**Task requirements**
Show every line of the records below that contains the word "bunch".

___ Recorded information

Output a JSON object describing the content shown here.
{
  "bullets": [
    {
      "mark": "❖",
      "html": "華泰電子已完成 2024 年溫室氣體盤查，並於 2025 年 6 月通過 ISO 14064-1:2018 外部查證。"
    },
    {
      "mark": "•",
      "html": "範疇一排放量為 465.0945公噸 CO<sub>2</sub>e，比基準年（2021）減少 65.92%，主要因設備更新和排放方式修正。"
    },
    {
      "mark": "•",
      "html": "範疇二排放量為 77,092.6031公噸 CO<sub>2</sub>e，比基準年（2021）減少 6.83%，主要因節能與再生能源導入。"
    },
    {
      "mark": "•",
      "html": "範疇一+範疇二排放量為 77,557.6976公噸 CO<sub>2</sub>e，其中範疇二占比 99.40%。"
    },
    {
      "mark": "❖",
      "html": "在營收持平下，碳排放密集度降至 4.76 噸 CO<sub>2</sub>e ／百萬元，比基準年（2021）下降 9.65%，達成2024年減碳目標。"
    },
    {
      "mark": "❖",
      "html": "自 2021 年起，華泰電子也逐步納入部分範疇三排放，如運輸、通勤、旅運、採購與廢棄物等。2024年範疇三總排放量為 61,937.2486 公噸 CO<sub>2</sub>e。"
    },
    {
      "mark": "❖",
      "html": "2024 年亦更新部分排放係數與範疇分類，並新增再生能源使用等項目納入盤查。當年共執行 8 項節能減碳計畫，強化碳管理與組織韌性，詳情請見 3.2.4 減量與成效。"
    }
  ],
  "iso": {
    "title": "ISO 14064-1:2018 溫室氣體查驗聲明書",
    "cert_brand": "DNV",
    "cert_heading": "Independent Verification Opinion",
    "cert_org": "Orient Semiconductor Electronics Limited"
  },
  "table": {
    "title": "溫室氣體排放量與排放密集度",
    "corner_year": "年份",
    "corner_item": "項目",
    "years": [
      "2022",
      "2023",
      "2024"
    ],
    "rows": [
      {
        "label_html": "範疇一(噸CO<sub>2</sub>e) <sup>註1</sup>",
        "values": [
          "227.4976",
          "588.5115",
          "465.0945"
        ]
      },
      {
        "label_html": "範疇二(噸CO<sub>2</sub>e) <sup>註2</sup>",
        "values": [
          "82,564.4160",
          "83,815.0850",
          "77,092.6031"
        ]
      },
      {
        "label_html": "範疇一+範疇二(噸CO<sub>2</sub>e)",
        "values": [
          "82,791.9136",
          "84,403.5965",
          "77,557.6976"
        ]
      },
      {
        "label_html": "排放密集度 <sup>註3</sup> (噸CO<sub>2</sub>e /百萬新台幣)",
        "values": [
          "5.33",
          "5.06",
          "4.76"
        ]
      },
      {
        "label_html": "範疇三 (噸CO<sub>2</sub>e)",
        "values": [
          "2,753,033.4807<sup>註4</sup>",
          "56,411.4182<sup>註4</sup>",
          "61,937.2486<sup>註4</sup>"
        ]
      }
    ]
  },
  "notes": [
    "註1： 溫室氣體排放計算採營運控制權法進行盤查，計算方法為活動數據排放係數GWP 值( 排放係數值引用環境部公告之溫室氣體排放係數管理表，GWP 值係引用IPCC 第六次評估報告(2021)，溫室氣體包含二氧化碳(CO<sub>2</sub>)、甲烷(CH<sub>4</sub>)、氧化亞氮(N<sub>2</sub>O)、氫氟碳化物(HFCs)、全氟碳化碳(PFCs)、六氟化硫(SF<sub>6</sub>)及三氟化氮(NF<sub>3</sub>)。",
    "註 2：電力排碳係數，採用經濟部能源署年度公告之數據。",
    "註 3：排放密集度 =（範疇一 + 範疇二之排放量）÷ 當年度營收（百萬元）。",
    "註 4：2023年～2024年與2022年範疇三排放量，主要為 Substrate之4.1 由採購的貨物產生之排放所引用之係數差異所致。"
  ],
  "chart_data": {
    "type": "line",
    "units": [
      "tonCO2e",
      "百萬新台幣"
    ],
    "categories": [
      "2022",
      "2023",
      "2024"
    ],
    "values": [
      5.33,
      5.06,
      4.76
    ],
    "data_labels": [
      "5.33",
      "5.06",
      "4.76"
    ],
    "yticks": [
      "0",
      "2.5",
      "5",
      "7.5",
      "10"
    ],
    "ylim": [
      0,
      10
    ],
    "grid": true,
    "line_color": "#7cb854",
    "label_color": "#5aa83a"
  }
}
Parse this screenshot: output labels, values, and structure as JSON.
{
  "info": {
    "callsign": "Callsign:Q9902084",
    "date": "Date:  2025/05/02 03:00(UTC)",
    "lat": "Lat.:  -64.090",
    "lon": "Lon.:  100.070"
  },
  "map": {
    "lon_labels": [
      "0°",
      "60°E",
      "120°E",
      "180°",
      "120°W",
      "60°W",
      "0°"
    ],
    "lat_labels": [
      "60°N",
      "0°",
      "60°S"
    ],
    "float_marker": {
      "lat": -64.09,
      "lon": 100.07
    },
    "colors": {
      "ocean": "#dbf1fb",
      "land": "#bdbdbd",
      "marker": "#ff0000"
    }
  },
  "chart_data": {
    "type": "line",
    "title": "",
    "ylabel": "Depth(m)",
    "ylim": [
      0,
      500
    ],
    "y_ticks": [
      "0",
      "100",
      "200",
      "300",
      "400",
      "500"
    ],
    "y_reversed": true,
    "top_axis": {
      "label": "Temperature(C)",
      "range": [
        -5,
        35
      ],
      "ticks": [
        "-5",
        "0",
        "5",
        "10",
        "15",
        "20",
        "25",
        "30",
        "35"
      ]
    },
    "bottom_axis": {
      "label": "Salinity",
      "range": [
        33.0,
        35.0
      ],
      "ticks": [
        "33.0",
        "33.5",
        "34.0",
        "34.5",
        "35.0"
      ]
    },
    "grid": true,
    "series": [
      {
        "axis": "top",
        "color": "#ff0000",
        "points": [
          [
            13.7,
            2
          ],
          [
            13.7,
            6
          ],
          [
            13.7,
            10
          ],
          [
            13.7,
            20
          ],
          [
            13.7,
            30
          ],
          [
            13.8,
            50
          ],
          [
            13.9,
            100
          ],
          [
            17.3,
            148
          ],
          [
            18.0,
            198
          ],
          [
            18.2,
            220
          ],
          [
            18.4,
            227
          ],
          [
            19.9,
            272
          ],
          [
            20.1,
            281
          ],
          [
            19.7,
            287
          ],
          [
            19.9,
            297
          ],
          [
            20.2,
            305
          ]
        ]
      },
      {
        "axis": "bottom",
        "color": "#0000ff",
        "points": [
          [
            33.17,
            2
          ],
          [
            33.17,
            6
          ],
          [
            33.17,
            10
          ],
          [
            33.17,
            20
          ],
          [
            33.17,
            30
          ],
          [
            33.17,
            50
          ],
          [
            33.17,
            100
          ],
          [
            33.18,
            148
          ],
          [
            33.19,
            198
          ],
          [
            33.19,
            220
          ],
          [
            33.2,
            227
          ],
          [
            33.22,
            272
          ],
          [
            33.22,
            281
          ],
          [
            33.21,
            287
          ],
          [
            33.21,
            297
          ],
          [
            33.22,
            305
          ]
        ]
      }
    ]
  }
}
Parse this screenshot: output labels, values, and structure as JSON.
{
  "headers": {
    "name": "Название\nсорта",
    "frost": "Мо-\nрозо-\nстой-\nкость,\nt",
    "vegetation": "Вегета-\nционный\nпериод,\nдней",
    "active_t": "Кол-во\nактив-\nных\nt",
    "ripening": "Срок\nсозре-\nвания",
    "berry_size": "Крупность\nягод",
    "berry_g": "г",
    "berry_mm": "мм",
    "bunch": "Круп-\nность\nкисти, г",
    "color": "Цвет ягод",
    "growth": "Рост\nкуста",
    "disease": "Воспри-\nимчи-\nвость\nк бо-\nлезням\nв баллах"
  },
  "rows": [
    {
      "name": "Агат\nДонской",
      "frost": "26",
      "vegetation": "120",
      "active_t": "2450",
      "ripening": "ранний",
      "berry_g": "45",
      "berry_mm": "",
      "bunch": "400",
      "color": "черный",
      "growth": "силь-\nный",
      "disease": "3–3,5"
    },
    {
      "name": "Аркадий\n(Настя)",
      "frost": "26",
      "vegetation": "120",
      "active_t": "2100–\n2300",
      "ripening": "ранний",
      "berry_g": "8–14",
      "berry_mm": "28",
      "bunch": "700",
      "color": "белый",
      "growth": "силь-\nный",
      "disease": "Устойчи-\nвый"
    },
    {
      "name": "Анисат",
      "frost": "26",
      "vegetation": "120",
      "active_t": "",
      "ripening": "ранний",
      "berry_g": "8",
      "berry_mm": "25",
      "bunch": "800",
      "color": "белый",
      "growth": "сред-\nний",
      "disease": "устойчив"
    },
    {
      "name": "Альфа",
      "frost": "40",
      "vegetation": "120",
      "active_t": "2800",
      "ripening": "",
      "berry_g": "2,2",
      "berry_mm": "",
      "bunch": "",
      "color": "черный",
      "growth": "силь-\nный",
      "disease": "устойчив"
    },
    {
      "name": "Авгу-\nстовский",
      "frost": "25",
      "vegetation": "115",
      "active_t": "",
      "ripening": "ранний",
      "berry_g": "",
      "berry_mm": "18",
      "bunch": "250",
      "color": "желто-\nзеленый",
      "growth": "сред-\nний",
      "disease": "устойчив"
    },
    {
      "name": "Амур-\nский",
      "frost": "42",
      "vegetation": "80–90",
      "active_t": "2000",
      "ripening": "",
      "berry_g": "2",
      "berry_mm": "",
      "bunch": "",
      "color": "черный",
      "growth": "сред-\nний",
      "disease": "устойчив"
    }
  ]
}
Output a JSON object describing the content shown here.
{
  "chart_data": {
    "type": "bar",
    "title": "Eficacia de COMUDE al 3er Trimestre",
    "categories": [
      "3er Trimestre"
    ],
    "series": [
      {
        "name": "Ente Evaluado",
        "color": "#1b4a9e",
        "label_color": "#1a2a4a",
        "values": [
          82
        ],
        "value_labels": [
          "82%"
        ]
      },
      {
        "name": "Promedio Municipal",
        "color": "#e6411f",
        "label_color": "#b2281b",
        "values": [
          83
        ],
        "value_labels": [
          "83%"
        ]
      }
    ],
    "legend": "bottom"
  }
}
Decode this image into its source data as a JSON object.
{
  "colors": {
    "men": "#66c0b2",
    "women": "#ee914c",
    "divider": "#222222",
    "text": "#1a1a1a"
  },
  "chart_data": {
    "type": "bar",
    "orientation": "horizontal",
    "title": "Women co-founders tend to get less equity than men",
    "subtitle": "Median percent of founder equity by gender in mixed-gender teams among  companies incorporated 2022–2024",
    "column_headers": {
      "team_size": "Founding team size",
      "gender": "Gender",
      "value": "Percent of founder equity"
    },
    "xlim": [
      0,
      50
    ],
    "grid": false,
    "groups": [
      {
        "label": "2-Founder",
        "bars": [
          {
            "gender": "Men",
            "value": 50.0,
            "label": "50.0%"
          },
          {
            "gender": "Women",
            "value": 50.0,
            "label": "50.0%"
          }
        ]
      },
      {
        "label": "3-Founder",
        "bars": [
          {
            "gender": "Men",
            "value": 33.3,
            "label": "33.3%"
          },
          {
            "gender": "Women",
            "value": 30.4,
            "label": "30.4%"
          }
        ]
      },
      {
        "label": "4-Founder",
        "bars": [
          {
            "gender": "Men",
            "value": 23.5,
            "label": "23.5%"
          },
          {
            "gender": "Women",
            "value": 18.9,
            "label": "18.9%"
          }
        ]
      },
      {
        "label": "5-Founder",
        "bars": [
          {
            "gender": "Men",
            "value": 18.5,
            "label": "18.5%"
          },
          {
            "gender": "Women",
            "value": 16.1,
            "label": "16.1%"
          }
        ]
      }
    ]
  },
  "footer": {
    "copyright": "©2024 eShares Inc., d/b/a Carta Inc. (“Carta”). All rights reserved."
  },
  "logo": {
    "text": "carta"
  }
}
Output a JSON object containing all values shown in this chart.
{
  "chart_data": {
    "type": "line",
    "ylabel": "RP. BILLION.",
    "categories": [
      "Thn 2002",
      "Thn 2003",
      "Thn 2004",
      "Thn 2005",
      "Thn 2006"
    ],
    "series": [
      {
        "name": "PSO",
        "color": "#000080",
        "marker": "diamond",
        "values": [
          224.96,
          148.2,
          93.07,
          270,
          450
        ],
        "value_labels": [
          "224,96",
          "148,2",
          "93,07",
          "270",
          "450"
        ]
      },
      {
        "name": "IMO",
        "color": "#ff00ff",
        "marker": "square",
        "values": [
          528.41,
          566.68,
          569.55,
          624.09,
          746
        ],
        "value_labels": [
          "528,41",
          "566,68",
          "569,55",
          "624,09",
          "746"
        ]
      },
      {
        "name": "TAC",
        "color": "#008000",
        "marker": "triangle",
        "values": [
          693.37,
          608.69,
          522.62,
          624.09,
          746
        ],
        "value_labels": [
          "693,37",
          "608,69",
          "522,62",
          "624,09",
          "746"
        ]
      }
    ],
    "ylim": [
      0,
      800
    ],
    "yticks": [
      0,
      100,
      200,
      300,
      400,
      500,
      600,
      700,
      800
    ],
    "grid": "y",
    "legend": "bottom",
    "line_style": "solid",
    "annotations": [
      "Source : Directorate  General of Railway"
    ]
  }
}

______

**Answer to the task**
    "bunch": "Круп-\nность\nкисти, г",
      "bunch": "400",
      "bunch": "700",
      "bunch": "800",
      "bunch": "",
      "bunch": "250",
      "bunch": "",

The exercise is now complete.